### [The request]
Repeat each entry exactly and drop the pictures.

-- Begin Records for this task --

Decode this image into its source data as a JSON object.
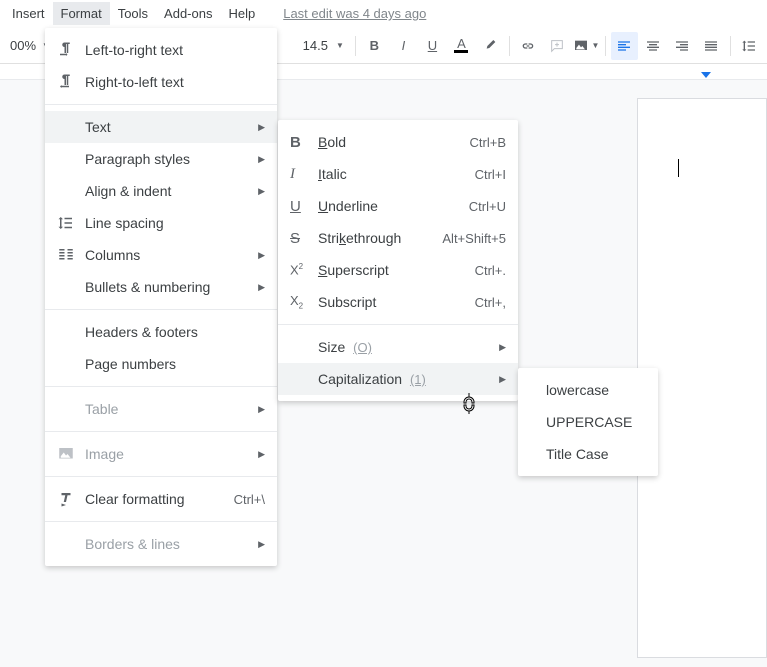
{
  "menubar": {
    "items": [
      "Insert",
      "Format",
      "Tools",
      "Add-ons",
      "Help"
    ],
    "active": "Format",
    "last_edit": "Last edit was 4 days ago"
  },
  "toolbar": {
    "zoom": "00%",
    "font_size": "14.5"
  },
  "format_menu": {
    "ltr": "Left-to-right text",
    "rtl": "Right-to-left text",
    "text": "Text",
    "paragraph_styles": "Paragraph styles",
    "align_indent": "Align & indent",
    "line_spacing": "Line spacing",
    "columns": "Columns",
    "bullets_numbering": "Bullets & numbering",
    "headers_footers": "Headers & footers",
    "page_numbers": "Page numbers",
    "table": "Table",
    "image": "Image",
    "clear_formatting": "Clear formatting",
    "clear_formatting_shortcut": "Ctrl+\\",
    "borders_lines": "Borders & lines"
  },
  "text_submenu": {
    "bold": "old",
    "bold_prefix": "B",
    "bold_shortcut": "Ctrl+B",
    "italic": "talic",
    "italic_prefix": "I",
    "italic_shortcut": "Ctrl+I",
    "underline": "nderline",
    "underline_prefix": "U",
    "underline_shortcut": "Ctrl+U",
    "strike_pre": "Stri",
    "strike_k": "k",
    "strike_post": "ethrough",
    "strike_shortcut": "Alt+Shift+5",
    "superscript": "uperscript",
    "superscript_prefix": "S",
    "superscript_shortcut": "Ctrl+.",
    "subscript": "Subscript",
    "subscript_shortcut": "Ctrl+,",
    "size": "Size",
    "size_hint": "(O)",
    "capitalization": "Capitalization",
    "cap_hint": "(1)"
  },
  "cap_submenu": {
    "lowercase": "lowercase",
    "uppercase": "UPPERCASE",
    "titlecase": "Title Case"
  }
}
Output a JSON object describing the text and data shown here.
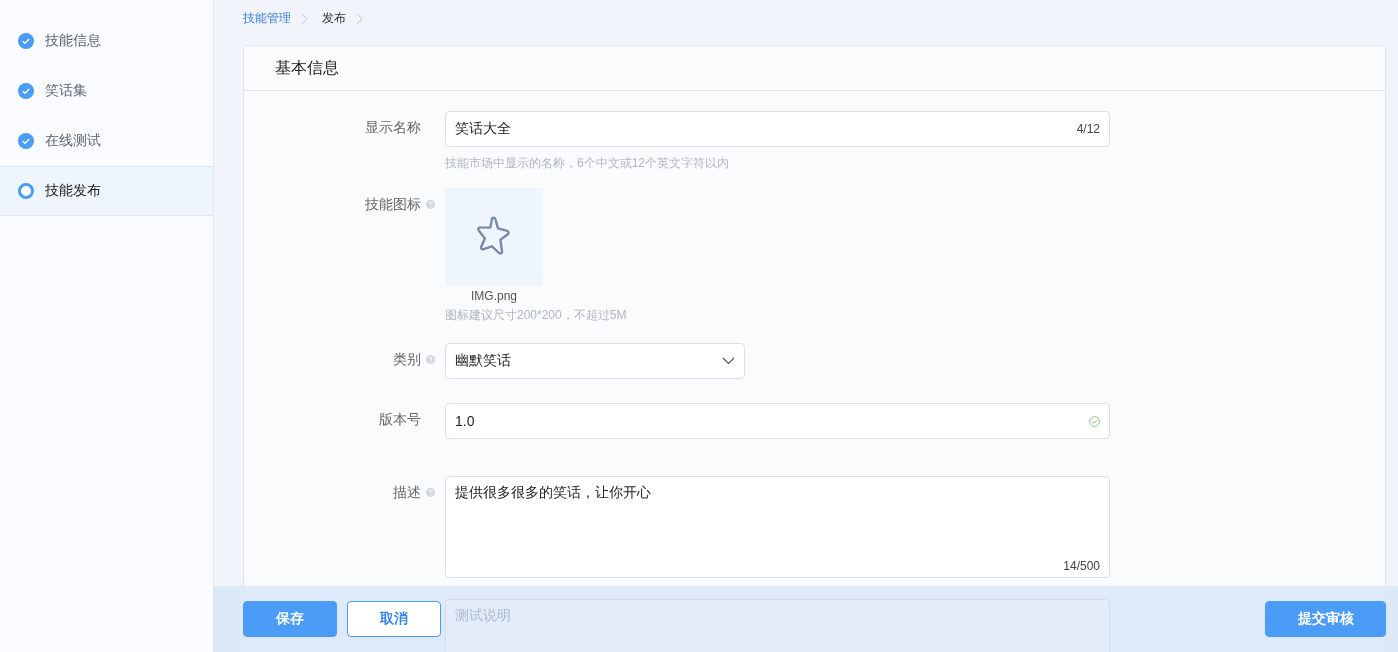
{
  "sidebar": {
    "steps": [
      {
        "label": "技能信息",
        "completed": true,
        "selected": false
      },
      {
        "label": "笑话集",
        "completed": true,
        "selected": false
      },
      {
        "label": "在线测试",
        "completed": true,
        "selected": false
      },
      {
        "label": "技能发布",
        "completed": false,
        "selected": true
      }
    ]
  },
  "breadcrumb": [
    {
      "label": "技能管理",
      "kind": "link"
    },
    {
      "label": "发布",
      "kind": "current"
    }
  ],
  "card": {
    "title": "基本信息",
    "fields": [
      {
        "kind": "text",
        "label": "显示名称",
        "help_icon": false,
        "value": "笑话大全",
        "counter": "4/12",
        "hint": "技能市场中显示的名称，6个中文或12个英文字符以内"
      },
      {
        "kind": "image",
        "label": "技能图标",
        "help_icon": true,
        "file_name": "IMG.png",
        "hint": "图标建议尺寸200*200，不超过5M"
      },
      {
        "kind": "select",
        "label": "类别",
        "help_icon": true,
        "value": "幽默笑话"
      },
      {
        "kind": "text",
        "label": "版本号",
        "help_icon": false,
        "value": "1.0",
        "valid": true
      },
      {
        "kind": "textarea",
        "label": "描述",
        "help_icon": true,
        "value": "提供很多很多的笑话，让你开心",
        "counter": "14/500"
      },
      {
        "kind": "textarea",
        "placeholder": "测试说明"
      }
    ]
  },
  "footer": {
    "buttons": [
      {
        "label": "保存",
        "kind": "primary"
      },
      {
        "label": "取消",
        "kind": "secondary"
      },
      {
        "label": "提交审核",
        "kind": "submit"
      }
    ]
  }
}
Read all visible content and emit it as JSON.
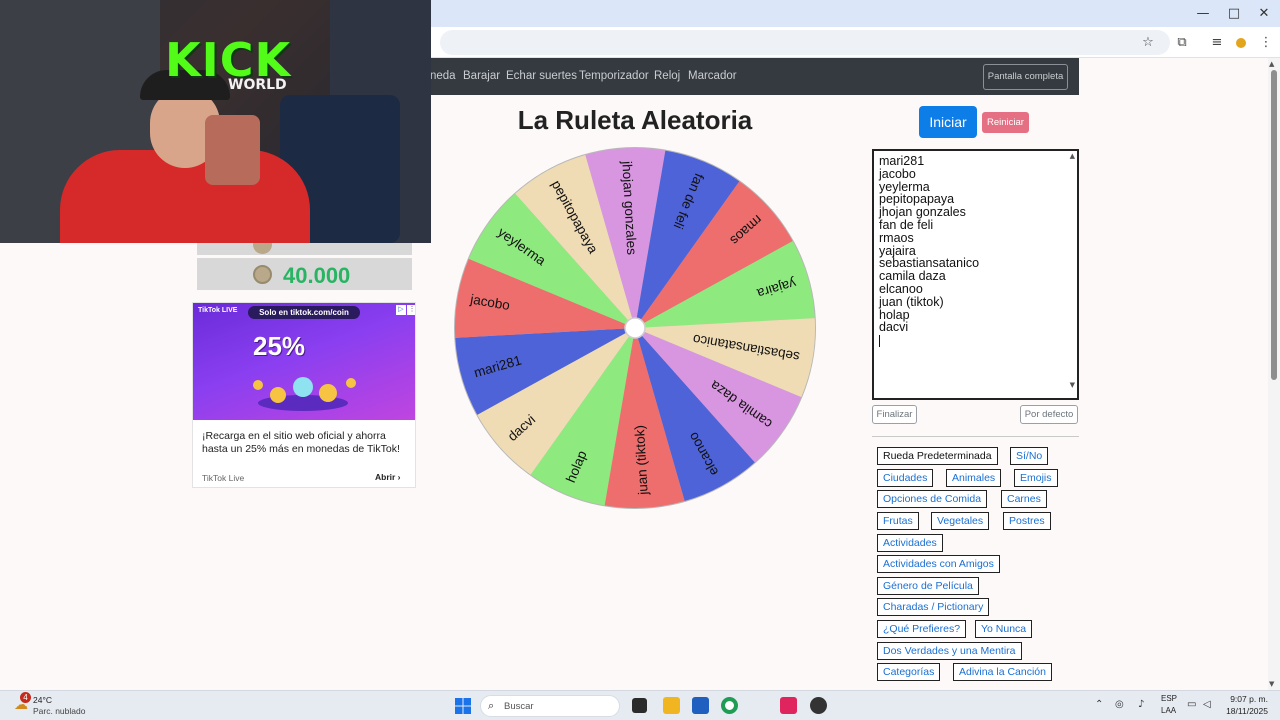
{
  "browser": {
    "window_controls": {
      "minimize": "—",
      "maximize": "□",
      "close": "✕"
    },
    "toolbar_icons": [
      "star-icon",
      "extensions-icon",
      "media-icon",
      "profile-icon",
      "menu-icon"
    ]
  },
  "navbar": {
    "links": [
      "neda",
      "Barajar",
      "Echar suertes",
      "Temporizador",
      "Reloj",
      "Marcador"
    ],
    "fullscreen_label": "Pantalla completa"
  },
  "webcam": {
    "logo_text": "KICK",
    "logo_sub": "WORLD"
  },
  "sidebar_widget": {
    "coin_value": "40.000"
  },
  "ad": {
    "brand": "TikTok LIVE",
    "promo": "Solo en tiktok.com/coin",
    "big_text": "25%",
    "headline": "¡Recarga en el sitio web oficial y ahorra hasta un 25% más en monedas de TikTok!",
    "source": "TikTok Live",
    "cta": "Abrir"
  },
  "main": {
    "title": "La Ruleta Aleatoria",
    "start_label": "Iniciar",
    "reset_label": "Reiniciar"
  },
  "wheel": {
    "names": [
      "mari281",
      "jacobo",
      "yeylerma",
      "pepitopapaya",
      "jhojan gonzales",
      "fan de feli",
      "rmaos",
      "yajaira",
      "sebastiansatanico",
      "camila daza",
      "elcanoo",
      "juan (tiktok)",
      "holap",
      "dacvi"
    ],
    "colors": [
      "#4f63d8",
      "#ee6d6d",
      "#8ee97f",
      "#f0dcb4",
      "#d896e0",
      "#4f63d8",
      "#ee6d6d",
      "#8ee97f",
      "#f0dcb4",
      "#d896e0",
      "#4f63d8",
      "#ee6d6d",
      "#8ee97f",
      "#f0dcb4"
    ],
    "pointer_color": "#e01818"
  },
  "names_box": {
    "entries": [
      "mari281",
      "jacobo",
      "yeylerma",
      "pepitopapaya",
      "jhojan gonzales",
      "fan de feli",
      "rmaos",
      "yajaira",
      "sebastiansatanico",
      "camila daza",
      "elcanoo",
      "juan (tiktok)",
      "holap",
      "dacvi"
    ]
  },
  "controls": {
    "finalize_label": "Finalizar",
    "default_label": "Por defecto"
  },
  "presets": [
    "Rueda Predeterminada",
    "Sí/No",
    "Ciudades",
    "Animales",
    "Emojis",
    "Opciones de Comida",
    "Carnes",
    "Frutas",
    "Vegetales",
    "Postres",
    "Actividades",
    "Actividades con Amigos",
    "Género de Película",
    "Charadas / Pictionary",
    "¿Qué Prefieres?",
    "Yo Nunca",
    "Dos Verdades y una Mentira",
    "Categorías",
    "Adivina la Canción"
  ],
  "taskbar": {
    "weather_badge": "4",
    "temperature": "24°C",
    "weather": "Parc. nublado",
    "search_placeholder": "Buscar",
    "lang_1": "ESP",
    "lang_2": "LAA",
    "time": "9:07 p. m.",
    "date": "18/11/2025"
  }
}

-- End Records for this task --

### [Written response]
Decode this image into its source data as a JSON object.
{
  "menubar": {
    "items": [
      "Insert",
      "Format",
      "Tools",
      "Add-ons",
      "Help"
    ],
    "active": "Format",
    "last_edit": "Last edit was 4 days ago"
  },
  "toolbar": {
    "zoom": "00%",
    "font_size": "14.5"
  },
  "format_menu": {
    "ltr": "Left-to-right text",
    "rtl": "Right-to-left text",
    "text": "Text",
    "paragraph_styles": "Paragraph styles",
    "align_indent": "Align & indent",
    "line_spacing": "Line spacing",
    "columns": "Columns",
    "bullets_numbering": "Bullets & numbering",
    "headers_footers": "Headers & footers",
    "page_numbers": "Page numbers",
    "table": "Table",
    "image": "Image",
    "clear_formatting": "Clear formatting",
    "clear_formatting_shortcut": "Ctrl+\\",
    "borders_lines": "Borders & lines"
  },
  "text_submenu": {
    "bold": "old",
    "bold_prefix": "B",
    "bold_shortcut": "Ctrl+B",
    "italic": "talic",
    "italic_prefix": "I",
    "italic_shortcut": "Ctrl+I",
    "underline": "nderline",
    "underline_prefix": "U",
    "underline_shortcut": "Ctrl+U",
    "strike_pre": "Stri",
    "strike_k": "k",
    "strike_post": "ethrough",
    "strike_shortcut": "Alt+Shift+5",
    "superscript": "uperscript",
    "superscript_prefix": "S",
    "superscript_shortcut": "Ctrl+.",
    "subscript": "Subscript",
    "subscript_shortcut": "Ctrl+,",
    "size": "Size",
    "size_hint": "(O)",
    "capitalization": "Capitalization",
    "cap_hint": "(1)"
  },
  "cap_submenu": {
    "lowercase": "lowercase",
    "uppercase": "UPPERCASE",
    "titlecase": "Title Case"
  }
}
Output a JSON object describing the text and data shown here.
{
  "sidebar": {
    "steps": [
      {
        "label": "技能信息",
        "completed": true,
        "selected": false
      },
      {
        "label": "笑话集",
        "completed": true,
        "selected": false
      },
      {
        "label": "在线测试",
        "completed": true,
        "selected": false
      },
      {
        "label": "技能发布",
        "completed": false,
        "selected": true
      }
    ]
  },
  "breadcrumb": [
    {
      "label": "技能管理",
      "kind": "link"
    },
    {
      "label": "发布",
      "kind": "current"
    }
  ],
  "card": {
    "title": "基本信息",
    "fields": [
      {
        "kind": "text",
        "label": "显示名称",
        "help_icon": false,
        "value": "笑话大全",
        "counter": "4/12",
        "hint": "技能市场中显示的名称，6个中文或12个英文字符以内"
      },
      {
        "kind": "image",
        "label": "技能图标",
        "help_icon": true,
        "file_name": "IMG.png",
        "hint": "图标建议尺寸200*200，不超过5M"
      },
      {
        "kind": "select",
        "label": "类别",
        "help_icon": true,
        "value": "幽默笑话"
      },
      {
        "kind": "text",
        "label": "版本号",
        "help_icon": false,
        "value": "1.0",
        "valid": true
      },
      {
        "kind": "textarea",
        "label": "描述",
        "help_icon": true,
        "value": "提供很多很多的笑话，让你开心",
        "counter": "14/500"
      },
      {
        "kind": "textarea",
        "placeholder": "测试说明"
      }
    ]
  },
  "footer": {
    "buttons": [
      {
        "label": "保存",
        "kind": "primary"
      },
      {
        "label": "取消",
        "kind": "secondary"
      },
      {
        "label": "提交审核",
        "kind": "submit"
      }
    ]
  }
}
Read all visible content and emit it as JSON.
{
  "browser": {
    "window_controls": {
      "minimize": "—",
      "maximize": "□",
      "close": "✕"
    },
    "toolbar_icons": [
      "star-icon",
      "extensions-icon",
      "media-icon",
      "profile-icon",
      "menu-icon"
    ]
  },
  "navbar": {
    "links": [
      "neda",
      "Barajar",
      "Echar suertes",
      "Temporizador",
      "Reloj",
      "Marcador"
    ],
    "fullscreen_label": "Pantalla completa"
  },
  "webcam": {
    "logo_text": "KICK",
    "logo_sub": "WORLD"
  },
  "sidebar_widget": {
    "coin_value": "40.000"
  },
  "ad": {
    "brand": "TikTok LIVE",
    "promo": "Solo en tiktok.com/coin",
    "big_text": "25%",
    "headline": "¡Recarga en el sitio web oficial y ahorra hasta un 25% más en monedas de TikTok!",
    "source": "TikTok Live",
    "cta": "Abrir"
  },
  "main": {
    "title": "La Ruleta Aleatoria",
    "start_label": "Iniciar",
    "reset_label": "Reiniciar"
  },
  "wheel": {
    "names": [
      "mari281",
      "jacobo",
      "yeylerma",
      "pepitopapaya",
      "jhojan gonzales",
      "fan de feli",
      "rmaos",
      "yajaira",
      "sebastiansatanico",
      "camila daza",
      "elcanoo",
      "juan (tiktok)",
      "holap",
      "dacvi"
    ],
    "colors": [
      "#4f63d8",
      "#ee6d6d",
      "#8ee97f",
      "#f0dcb4",
      "#d896e0",
      "#4f63d8",
      "#ee6d6d",
      "#8ee97f",
      "#f0dcb4",
      "#d896e0",
      "#4f63d8",
      "#ee6d6d",
      "#8ee97f",
      "#f0dcb4"
    ],
    "pointer_color": "#e01818"
  },
  "names_box": {
    "entries": [
      "mari281",
      "jacobo",
      "yeylerma",
      "pepitopapaya",
      "jhojan gonzales",
      "fan de feli",
      "rmaos",
      "yajaira",
      "sebastiansatanico",
      "camila daza",
      "elcanoo",
      "juan (tiktok)",
      "holap",
      "dacvi"
    ]
  },
  "controls": {
    "finalize_label": "Finalizar",
    "default_label": "Por defecto"
  },
  "presets": [
    "Rueda Predeterminada",
    "Sí/No",
    "Ciudades",
    "Animales",
    "Emojis",
    "Opciones de Comida",
    "Carnes",
    "Frutas",
    "Vegetales",
    "Postres",
    "Actividades",
    "Actividades con Amigos",
    "Género de Película",
    "Charadas / Pictionary",
    "¿Qué Prefieres?",
    "Yo Nunca",
    "Dos Verdades y una Mentira",
    "Categorías",
    "Adivina la Canción"
  ],
  "taskbar": {
    "weather_badge": "4",
    "temperature": "24°C",
    "weather": "Parc. nublado",
    "search_placeholder": "Buscar",
    "lang_1": "ESP",
    "lang_2": "LAA",
    "time": "9:07 p. m.",
    "date": "18/11/2025"
  }
}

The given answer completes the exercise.